→ WHAT TO PRODUCE
Present each line of the entries below that holds the word "Memory".
--------------------
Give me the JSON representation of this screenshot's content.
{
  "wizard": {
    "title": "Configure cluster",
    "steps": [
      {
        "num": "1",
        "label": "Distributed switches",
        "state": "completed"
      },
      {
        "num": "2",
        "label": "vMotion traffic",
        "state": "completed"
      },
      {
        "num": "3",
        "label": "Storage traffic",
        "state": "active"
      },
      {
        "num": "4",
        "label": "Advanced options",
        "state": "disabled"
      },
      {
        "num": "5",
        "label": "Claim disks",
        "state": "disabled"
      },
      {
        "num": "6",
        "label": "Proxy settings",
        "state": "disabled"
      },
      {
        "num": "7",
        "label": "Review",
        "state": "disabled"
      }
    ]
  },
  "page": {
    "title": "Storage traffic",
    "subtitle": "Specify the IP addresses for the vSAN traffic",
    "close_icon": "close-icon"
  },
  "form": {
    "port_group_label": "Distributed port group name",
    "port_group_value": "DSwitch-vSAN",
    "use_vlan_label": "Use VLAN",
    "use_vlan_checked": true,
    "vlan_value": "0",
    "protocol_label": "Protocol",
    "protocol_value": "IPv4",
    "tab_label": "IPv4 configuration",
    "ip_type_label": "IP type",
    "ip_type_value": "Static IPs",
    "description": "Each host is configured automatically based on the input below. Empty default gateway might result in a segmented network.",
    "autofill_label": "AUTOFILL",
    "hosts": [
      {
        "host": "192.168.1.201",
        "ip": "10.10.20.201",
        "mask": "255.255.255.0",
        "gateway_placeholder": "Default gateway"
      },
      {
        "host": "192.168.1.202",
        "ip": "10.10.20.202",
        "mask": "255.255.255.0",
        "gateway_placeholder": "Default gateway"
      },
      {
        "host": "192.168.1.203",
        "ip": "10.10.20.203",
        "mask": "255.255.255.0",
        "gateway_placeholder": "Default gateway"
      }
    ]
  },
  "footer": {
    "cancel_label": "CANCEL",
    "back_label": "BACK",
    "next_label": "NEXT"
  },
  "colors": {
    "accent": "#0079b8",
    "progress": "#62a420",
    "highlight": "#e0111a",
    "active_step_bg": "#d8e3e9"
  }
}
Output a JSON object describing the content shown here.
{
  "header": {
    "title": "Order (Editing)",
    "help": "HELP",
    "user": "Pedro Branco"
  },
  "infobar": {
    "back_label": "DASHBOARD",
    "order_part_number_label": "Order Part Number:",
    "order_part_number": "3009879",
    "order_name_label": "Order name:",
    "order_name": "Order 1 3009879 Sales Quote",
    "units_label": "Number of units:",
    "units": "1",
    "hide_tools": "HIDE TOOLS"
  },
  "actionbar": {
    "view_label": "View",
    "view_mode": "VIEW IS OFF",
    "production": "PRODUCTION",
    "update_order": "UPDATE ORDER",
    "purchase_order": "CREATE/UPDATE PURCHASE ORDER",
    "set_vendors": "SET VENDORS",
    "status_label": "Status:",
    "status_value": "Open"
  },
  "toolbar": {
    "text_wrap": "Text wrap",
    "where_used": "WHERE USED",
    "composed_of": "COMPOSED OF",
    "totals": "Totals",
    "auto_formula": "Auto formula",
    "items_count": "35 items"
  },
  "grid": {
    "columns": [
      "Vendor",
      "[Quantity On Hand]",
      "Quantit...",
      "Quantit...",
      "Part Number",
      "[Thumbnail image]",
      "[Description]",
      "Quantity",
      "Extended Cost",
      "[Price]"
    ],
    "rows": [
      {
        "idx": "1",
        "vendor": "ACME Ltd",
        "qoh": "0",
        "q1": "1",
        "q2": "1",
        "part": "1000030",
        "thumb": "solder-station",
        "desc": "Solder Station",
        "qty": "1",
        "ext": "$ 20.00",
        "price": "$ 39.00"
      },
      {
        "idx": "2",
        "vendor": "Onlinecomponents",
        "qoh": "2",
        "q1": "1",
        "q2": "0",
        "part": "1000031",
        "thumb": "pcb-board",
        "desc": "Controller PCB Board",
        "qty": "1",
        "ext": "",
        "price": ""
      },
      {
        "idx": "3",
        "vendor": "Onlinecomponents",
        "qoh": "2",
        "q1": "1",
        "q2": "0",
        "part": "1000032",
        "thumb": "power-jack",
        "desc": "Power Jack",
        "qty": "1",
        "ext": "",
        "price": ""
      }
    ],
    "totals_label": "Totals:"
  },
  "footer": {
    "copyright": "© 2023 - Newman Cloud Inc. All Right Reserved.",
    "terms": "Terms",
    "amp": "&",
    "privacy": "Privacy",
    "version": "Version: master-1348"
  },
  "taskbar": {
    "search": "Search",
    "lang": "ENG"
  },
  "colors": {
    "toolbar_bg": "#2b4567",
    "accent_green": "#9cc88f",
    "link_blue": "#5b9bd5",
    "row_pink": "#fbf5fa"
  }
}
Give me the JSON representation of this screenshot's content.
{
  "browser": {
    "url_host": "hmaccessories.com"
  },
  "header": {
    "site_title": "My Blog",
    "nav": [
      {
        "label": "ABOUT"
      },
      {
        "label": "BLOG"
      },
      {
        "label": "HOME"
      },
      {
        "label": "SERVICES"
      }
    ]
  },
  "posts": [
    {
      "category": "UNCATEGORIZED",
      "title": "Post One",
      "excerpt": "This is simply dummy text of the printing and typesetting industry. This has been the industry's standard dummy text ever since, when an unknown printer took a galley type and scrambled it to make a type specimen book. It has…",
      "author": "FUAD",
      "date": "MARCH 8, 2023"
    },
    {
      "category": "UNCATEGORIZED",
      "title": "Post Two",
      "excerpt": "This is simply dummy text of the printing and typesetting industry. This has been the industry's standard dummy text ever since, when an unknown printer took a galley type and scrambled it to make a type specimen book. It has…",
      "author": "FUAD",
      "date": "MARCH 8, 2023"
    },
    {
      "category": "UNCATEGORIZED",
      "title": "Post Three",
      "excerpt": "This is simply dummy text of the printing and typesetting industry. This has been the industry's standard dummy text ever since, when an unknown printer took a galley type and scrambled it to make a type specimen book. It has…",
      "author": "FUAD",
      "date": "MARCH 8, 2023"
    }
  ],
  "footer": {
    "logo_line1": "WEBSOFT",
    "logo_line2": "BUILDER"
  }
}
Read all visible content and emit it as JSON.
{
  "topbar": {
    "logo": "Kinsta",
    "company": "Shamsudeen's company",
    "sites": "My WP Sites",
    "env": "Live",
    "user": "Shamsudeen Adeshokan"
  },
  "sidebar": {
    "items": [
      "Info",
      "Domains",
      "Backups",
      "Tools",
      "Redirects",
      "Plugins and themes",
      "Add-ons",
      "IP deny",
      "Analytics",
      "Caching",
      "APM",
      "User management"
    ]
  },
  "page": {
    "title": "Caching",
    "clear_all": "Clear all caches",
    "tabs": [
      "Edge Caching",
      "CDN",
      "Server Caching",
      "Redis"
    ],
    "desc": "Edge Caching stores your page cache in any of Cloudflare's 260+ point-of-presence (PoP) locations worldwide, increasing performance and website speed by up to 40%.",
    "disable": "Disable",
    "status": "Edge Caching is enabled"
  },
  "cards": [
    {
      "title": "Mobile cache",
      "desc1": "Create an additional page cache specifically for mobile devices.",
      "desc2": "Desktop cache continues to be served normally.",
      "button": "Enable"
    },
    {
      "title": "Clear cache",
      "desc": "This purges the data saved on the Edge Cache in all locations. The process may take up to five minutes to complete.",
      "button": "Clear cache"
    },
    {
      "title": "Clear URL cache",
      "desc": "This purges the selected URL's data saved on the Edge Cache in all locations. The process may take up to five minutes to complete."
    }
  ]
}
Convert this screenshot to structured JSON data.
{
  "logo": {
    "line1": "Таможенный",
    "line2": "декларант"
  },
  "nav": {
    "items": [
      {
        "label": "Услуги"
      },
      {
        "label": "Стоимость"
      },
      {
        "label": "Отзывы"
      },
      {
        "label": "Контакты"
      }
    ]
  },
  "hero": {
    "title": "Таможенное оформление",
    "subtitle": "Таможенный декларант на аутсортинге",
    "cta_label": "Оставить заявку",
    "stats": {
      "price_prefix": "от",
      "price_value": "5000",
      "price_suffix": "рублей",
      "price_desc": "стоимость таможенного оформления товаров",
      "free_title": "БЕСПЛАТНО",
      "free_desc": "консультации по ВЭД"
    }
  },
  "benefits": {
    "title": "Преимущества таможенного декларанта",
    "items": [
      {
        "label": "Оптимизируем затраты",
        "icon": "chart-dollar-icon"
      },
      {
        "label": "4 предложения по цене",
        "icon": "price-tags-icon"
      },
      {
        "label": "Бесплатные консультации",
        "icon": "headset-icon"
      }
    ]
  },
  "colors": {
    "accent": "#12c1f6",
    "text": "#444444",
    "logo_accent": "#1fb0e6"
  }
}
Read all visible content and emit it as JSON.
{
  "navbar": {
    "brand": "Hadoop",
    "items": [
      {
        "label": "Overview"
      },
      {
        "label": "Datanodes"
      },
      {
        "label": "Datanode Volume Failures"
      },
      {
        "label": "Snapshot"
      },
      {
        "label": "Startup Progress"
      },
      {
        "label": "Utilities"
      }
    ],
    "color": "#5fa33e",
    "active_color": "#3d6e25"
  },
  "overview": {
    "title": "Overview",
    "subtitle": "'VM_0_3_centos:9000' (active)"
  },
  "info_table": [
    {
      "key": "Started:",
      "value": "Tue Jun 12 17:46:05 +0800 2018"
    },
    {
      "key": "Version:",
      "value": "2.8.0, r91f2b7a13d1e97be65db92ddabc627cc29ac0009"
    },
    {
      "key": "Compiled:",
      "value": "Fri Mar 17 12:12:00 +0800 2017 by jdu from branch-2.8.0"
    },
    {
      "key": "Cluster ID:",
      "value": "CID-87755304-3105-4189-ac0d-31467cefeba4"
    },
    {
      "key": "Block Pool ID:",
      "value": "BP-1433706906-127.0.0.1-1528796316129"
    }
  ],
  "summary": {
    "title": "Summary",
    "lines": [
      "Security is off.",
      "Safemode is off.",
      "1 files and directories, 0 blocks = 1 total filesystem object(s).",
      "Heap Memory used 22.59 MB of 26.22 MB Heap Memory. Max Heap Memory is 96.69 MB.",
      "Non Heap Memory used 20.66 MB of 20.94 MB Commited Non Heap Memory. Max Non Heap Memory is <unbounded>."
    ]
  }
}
--------------------
→ FULL ANSWER
      "Heap Memory used 22.59 MB of 26.22 MB Heap Memory. Max Heap Memory is 96.69 MB.",
      "Non Heap Memory used 20.66 MB of 20.94 MB Commited Non Heap Memory. Max Non Heap Memory is <unbounded>."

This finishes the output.